Task:
Where a line holds the word "mismo", copy that line.

Material:
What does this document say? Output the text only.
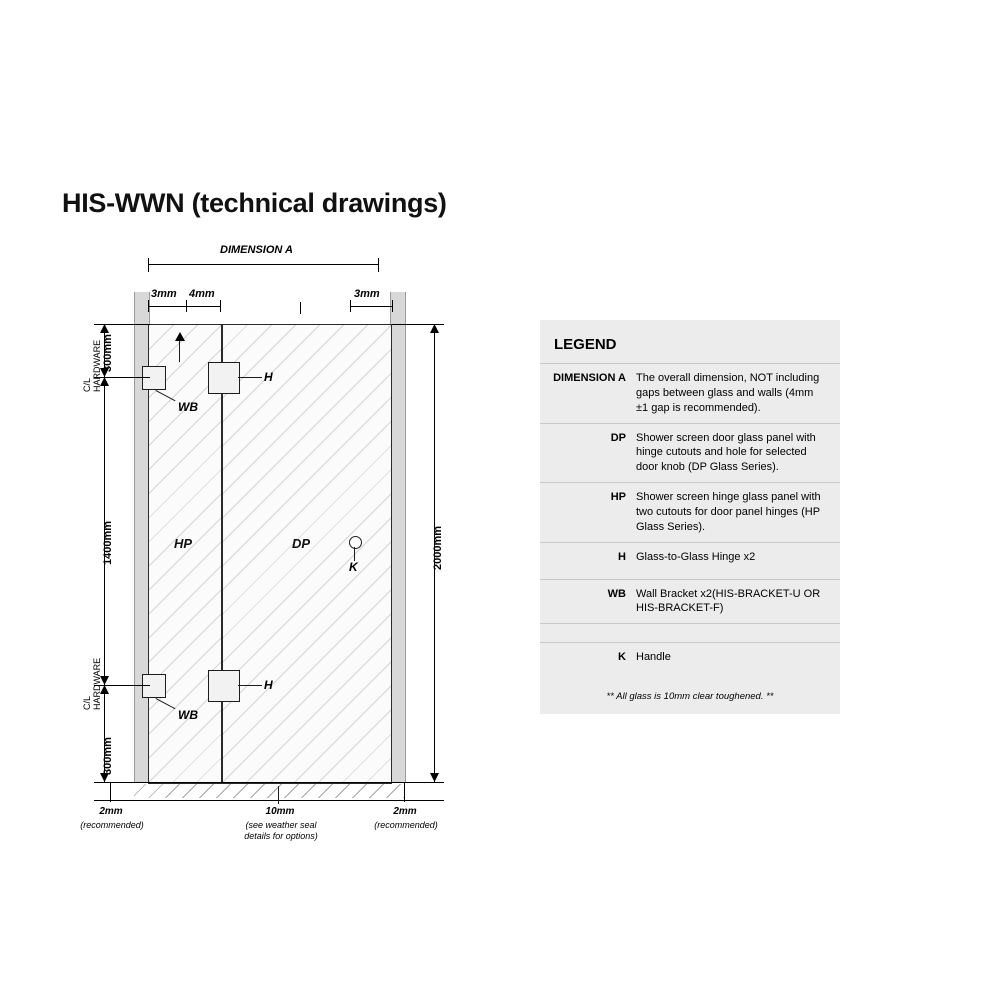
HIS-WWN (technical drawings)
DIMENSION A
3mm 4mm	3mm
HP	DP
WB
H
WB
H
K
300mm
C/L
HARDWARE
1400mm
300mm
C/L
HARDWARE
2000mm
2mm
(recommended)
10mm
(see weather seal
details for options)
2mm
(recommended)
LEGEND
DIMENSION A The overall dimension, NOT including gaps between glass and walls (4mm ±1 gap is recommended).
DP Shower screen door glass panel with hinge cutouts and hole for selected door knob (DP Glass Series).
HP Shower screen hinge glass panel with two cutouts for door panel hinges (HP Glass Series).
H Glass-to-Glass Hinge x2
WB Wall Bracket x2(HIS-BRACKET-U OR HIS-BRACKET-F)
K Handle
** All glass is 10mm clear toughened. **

--

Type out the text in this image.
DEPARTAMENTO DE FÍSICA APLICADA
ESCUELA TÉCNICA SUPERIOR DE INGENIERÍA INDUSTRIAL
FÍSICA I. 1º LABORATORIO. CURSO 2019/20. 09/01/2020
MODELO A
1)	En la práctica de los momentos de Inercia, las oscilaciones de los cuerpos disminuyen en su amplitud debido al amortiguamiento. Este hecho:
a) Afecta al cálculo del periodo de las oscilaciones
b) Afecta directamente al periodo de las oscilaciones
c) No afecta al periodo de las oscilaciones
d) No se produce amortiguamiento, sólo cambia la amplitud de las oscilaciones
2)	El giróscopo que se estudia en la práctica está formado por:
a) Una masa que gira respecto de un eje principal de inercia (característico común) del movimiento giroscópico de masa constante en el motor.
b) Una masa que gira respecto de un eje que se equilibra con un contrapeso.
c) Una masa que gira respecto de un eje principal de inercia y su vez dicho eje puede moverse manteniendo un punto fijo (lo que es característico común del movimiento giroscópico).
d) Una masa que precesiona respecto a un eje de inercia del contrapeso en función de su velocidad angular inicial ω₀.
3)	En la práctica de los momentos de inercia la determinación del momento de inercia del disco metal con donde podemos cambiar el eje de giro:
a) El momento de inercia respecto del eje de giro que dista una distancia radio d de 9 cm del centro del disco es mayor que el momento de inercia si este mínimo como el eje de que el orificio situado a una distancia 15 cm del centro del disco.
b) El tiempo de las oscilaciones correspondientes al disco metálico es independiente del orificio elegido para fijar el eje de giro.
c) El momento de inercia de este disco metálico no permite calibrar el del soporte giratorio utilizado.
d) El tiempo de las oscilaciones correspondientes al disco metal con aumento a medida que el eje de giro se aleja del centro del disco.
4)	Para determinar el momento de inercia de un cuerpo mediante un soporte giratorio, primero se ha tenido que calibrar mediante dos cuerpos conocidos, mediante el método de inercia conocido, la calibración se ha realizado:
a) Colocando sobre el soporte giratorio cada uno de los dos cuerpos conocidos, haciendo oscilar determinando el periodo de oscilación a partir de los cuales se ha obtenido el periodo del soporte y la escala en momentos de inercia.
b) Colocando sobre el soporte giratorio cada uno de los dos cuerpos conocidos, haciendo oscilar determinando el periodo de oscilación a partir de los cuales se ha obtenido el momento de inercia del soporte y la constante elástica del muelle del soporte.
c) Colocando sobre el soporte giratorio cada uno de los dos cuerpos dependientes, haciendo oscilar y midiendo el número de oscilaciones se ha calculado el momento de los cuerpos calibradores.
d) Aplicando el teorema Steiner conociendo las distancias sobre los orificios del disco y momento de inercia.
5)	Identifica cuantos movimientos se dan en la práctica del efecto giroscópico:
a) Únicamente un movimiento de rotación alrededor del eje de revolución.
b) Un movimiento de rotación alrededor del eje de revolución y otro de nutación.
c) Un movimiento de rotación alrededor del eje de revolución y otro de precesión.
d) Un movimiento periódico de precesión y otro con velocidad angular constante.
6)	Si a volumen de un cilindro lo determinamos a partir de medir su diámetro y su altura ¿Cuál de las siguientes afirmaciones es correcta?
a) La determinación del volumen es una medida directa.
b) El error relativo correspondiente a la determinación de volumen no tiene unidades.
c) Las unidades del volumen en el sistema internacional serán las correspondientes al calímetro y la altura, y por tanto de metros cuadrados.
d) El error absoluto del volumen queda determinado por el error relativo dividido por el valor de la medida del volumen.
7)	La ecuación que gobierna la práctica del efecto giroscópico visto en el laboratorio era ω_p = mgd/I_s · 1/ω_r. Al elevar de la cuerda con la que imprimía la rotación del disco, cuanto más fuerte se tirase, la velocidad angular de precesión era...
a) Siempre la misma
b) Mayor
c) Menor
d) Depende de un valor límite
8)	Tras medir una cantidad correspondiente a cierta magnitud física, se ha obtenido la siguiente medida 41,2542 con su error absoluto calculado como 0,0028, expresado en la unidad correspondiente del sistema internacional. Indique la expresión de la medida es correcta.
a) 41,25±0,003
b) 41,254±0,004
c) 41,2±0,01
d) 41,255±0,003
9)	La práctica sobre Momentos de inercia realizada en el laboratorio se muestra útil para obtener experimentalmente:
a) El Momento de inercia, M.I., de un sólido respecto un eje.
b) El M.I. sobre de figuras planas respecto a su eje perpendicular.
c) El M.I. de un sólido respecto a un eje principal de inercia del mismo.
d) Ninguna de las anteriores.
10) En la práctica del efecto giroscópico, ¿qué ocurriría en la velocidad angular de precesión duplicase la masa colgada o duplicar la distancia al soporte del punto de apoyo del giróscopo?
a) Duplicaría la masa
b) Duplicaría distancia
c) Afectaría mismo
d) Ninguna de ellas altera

Task answer:
c) El M.I. de un sólido respecto a un eje principal de inercia del mismo.
c) Afectaría mismo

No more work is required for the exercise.